— begin —

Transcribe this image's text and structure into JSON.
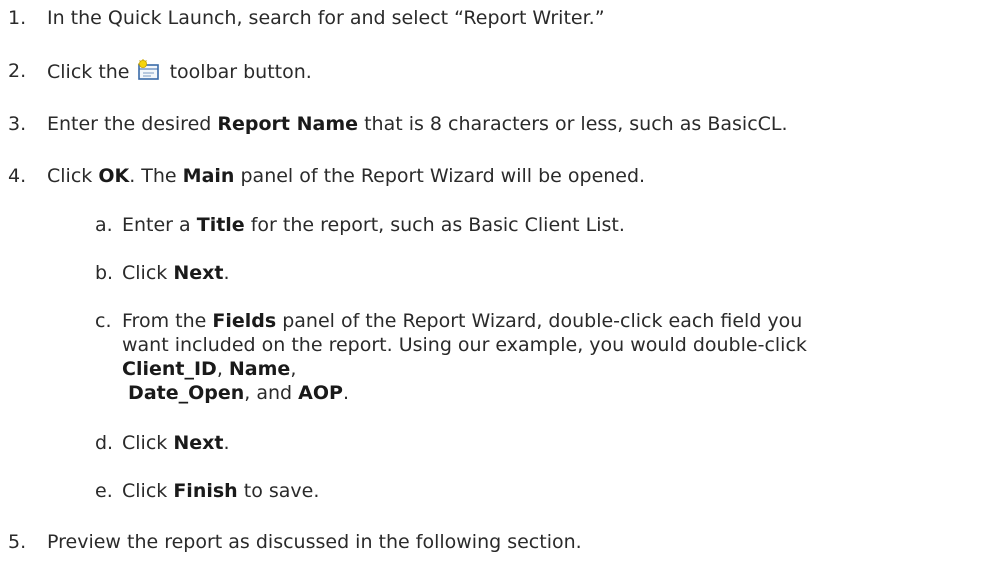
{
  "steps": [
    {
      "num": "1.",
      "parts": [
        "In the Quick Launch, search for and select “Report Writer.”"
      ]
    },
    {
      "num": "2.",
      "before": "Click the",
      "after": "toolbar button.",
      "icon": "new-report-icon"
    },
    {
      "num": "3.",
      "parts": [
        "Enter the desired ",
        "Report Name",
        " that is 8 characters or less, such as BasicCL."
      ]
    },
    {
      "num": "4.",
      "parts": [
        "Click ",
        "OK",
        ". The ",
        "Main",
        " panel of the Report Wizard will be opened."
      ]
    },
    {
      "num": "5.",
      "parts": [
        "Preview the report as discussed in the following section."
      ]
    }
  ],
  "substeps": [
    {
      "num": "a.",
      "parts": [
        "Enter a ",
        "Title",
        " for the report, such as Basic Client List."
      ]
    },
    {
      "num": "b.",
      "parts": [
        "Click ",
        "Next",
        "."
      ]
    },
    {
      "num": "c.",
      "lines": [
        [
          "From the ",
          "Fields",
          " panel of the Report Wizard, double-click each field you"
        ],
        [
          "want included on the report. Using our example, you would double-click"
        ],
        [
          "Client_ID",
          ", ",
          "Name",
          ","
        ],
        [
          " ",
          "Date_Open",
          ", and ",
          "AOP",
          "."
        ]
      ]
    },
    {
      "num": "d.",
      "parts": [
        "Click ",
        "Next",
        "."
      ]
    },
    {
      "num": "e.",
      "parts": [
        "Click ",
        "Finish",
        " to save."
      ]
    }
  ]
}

— end —

→ **WHAT YOU WILL DO**: Copy out each line of the entries that holds "Wizard".

→ **SOLUTION TO THE EXERCISE**:
        " panel of the Report Wizard will be opened."
          " panel of the Report Wizard, double-click each field you"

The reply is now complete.